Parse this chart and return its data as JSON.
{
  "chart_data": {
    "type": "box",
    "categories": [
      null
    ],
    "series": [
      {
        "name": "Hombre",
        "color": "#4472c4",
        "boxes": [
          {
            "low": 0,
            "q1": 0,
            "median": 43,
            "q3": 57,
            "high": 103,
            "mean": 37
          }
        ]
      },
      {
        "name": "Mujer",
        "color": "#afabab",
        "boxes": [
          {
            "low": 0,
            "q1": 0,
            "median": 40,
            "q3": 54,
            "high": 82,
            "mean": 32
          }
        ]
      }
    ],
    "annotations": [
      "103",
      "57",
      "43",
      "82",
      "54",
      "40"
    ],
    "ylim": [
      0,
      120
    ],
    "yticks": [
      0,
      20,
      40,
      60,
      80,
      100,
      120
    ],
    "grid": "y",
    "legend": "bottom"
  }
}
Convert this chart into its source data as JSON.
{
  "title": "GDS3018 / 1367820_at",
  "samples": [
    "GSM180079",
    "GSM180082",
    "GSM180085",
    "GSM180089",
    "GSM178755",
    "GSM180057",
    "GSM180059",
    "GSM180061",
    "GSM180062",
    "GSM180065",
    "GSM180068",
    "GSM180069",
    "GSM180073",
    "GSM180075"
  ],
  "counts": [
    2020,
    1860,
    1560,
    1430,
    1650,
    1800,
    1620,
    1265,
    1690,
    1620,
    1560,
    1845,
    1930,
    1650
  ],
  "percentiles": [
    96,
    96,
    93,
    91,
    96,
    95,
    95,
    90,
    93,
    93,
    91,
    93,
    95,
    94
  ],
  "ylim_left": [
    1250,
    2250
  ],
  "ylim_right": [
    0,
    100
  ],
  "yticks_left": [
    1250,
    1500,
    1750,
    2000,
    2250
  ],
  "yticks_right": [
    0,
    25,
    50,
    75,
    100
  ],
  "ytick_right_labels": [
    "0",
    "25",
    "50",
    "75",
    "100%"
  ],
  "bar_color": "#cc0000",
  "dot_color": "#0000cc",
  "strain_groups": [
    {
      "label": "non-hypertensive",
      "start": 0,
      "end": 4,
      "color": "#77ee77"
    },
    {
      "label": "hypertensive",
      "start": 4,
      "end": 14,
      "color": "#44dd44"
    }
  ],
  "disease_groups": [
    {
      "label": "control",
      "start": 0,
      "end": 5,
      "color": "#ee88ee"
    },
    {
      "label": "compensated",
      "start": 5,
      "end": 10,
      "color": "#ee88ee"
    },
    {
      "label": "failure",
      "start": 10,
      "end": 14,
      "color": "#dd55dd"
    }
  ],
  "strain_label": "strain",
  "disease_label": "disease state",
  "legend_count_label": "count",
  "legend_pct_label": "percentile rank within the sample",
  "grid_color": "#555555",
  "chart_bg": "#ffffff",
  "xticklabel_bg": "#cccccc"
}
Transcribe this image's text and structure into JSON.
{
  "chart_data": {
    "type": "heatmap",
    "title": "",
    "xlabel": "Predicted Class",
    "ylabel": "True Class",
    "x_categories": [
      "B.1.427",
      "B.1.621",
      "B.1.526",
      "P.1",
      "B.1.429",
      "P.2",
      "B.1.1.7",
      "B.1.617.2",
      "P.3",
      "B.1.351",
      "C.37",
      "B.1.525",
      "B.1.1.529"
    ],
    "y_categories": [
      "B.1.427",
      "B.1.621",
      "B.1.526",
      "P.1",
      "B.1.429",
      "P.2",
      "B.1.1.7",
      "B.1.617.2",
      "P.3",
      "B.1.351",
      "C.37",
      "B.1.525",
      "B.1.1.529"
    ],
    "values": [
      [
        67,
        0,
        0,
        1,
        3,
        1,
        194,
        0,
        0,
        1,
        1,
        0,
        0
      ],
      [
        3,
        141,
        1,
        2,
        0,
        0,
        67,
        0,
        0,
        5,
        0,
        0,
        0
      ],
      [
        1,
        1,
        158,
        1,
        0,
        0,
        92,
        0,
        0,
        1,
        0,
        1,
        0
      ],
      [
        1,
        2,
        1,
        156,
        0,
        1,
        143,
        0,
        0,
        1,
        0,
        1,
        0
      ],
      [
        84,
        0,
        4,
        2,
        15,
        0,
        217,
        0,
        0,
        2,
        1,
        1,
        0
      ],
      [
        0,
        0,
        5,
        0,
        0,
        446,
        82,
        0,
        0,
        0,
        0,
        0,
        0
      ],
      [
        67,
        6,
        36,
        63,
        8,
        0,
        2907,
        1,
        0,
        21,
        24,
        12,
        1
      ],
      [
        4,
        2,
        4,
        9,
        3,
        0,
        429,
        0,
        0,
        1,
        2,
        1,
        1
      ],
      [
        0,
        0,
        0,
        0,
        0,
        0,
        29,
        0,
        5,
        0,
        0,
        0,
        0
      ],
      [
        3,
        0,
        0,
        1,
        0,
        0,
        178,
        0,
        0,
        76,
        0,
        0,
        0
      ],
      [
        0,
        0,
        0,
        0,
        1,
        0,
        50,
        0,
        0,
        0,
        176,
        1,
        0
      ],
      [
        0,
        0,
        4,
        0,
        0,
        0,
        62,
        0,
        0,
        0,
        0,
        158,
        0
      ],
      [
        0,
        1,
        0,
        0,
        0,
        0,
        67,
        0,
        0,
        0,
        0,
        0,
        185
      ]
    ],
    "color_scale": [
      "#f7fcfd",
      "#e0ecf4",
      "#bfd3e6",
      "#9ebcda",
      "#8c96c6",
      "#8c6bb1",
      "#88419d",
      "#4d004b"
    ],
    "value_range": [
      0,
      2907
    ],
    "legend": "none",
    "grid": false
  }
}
.....
Reproduce every entry shown above, precisely as it stands.

Parse this chart and return its data as JSON.
{
  "chart_data": {
    "type": "box",
    "categories": [
      null
    ],
    "series": [
      {
        "name": "Hombre",
        "color": "#4472c4",
        "boxes": [
          {
            "low": 0,
            "q1": 0,
            "median": 43,
            "q3": 57,
            "high": 103,
            "mean": 37
          }
        ]
      },
      {
        "name": "Mujer",
        "color": "#afabab",
        "boxes": [
          {
            "low": 0,
            "q1": 0,
            "median": 40,
            "q3": 54,
            "high": 82,
            "mean": 32
          }
        ]
      }
    ],
    "annotations": [
      "103",
      "57",
      "43",
      "82",
      "54",
      "40"
    ],
    "ylim": [
      0,
      120
    ],
    "yticks": [
      0,
      20,
      40,
      60,
      80,
      100,
      120
    ],
    "grid": "y",
    "legend": "bottom"
  }
}
Convert this chart into its source data as JSON.
{
  "title": "GDS3018 / 1367820_at",
  "samples": [
    "GSM180079",
    "GSM180082",
    "GSM180085",
    "GSM180089",
    "GSM178755",
    "GSM180057",
    "GSM180059",
    "GSM180061",
    "GSM180062",
    "GSM180065",
    "GSM180068",
    "GSM180069",
    "GSM180073",
    "GSM180075"
  ],
  "counts": [
    2020,
    1860,
    1560,
    1430,
    1650,
    1800,
    1620,
    1265,
    1690,
    1620,
    1560,
    1845,
    1930,
    1650
  ],
  "percentiles": [
    96,
    96,
    93,
    91,
    96,
    95,
    95,
    90,
    93,
    93,
    91,
    93,
    95,
    94
  ],
  "ylim_left": [
    1250,
    2250
  ],
  "ylim_right": [
    0,
    100
  ],
  "yticks_left": [
    1250,
    1500,
    1750,
    2000,
    2250
  ],
  "yticks_right": [
    0,
    25,
    50,
    75,
    100
  ],
  "ytick_right_labels": [
    "0",
    "25",
    "50",
    "75",
    "100%"
  ],
  "bar_color": "#cc0000",
  "dot_color": "#0000cc",
  "strain_groups": [
    {
      "label": "non-hypertensive",
      "start": 0,
      "end": 4,
      "color": "#77ee77"
    },
    {
      "label": "hypertensive",
      "start": 4,
      "end": 14,
      "color": "#44dd44"
    }
  ],
  "disease_groups": [
    {
      "label": "control",
      "start": 0,
      "end": 5,
      "color": "#ee88ee"
    },
    {
      "label": "compensated",
      "start": 5,
      "end": 10,
      "color": "#ee88ee"
    },
    {
      "label": "failure",
      "start": 10,
      "end": 14,
      "color": "#dd55dd"
    }
  ],
  "strain_label": "strain",
  "disease_label": "disease state",
  "legend_count_label": "count",
  "legend_pct_label": "percentile rank within the sample",
  "grid_color": "#555555",
  "chart_bg": "#ffffff",
  "xticklabel_bg": "#cccccc"
}
Transcribe this image's text and structure into JSON.
{
  "chart_data": {
    "type": "heatmap",
    "title": "",
    "xlabel": "Predicted Class",
    "ylabel": "True Class",
    "x_categories": [
      "B.1.427",
      "B.1.621",
      "B.1.526",
      "P.1",
      "B.1.429",
      "P.2",
      "B.1.1.7",
      "B.1.617.2",
      "P.3",
      "B.1.351",
      "C.37",
      "B.1.525",
      "B.1.1.529"
    ],
    "y_categories": [
      "B.1.427",
      "B.1.621",
      "B.1.526",
      "P.1",
      "B.1.429",
      "P.2",
      "B.1.1.7",
      "B.1.617.2",
      "P.3",
      "B.1.351",
      "C.37",
      "B.1.525",
      "B.1.1.529"
    ],
    "values": [
      [
        67,
        0,
        0,
        1,
        3,
        1,
        194,
        0,
        0,
        1,
        1,
        0,
        0
      ],
      [
        3,
        141,
        1,
        2,
        0,
        0,
        67,
        0,
        0,
        5,
        0,
        0,
        0
      ],
      [
        1,
        1,
        158,
        1,
        0,
        0,
        92,
        0,
        0,
        1,
        0,
        1,
        0
      ],
      [
        1,
        2,
        1,
        156,
        0,
        1,
        143,
        0,
        0,
        1,
        0,
        1,
        0
      ],
      [
        84,
        0,
        4,
        2,
        15,
        0,
        217,
        0,
        0,
        2,
        1,
        1,
        0
      ],
      [
        0,
        0,
        5,
        0,
        0,
        446,
        82,
        0,
        0,
        0,
        0,
        0,
        0
      ],
      [
        67,
        6,
        36,
        63,
        8,
        0,
        2907,
        1,
        0,
        21,
        24,
        12,
        1
      ],
      [
        4,
        2,
        4,
        9,
        3,
        0,
        429,
        0,
        0,
        1,
        2,
        1,
        1
      ],
      [
        0,
        0,
        0,
        0,
        0,
        0,
        29,
        0,
        5,
        0,
        0,
        0,
        0
      ],
      [
        3,
        0,
        0,
        1,
        0,
        0,
        178,
        0,
        0,
        76,
        0,
        0,
        0
      ],
      [
        0,
        0,
        0,
        0,
        1,
        0,
        50,
        0,
        0,
        0,
        176,
        1,
        0
      ],
      [
        0,
        0,
        4,
        0,
        0,
        0,
        62,
        0,
        0,
        0,
        0,
        158,
        0
      ],
      [
        0,
        1,
        0,
        0,
        0,
        0,
        67,
        0,
        0,
        0,
        0,
        0,
        185
      ]
    ],
    "color_scale": [
      "#f7fcfd",
      "#e0ecf4",
      "#bfd3e6",
      "#9ebcda",
      "#8c96c6",
      "#8c6bb1",
      "#88419d",
      "#4d004b"
    ],
    "value_range": [
      0,
      2907
    ],
    "legend": "none",
    "grid": false
  }
}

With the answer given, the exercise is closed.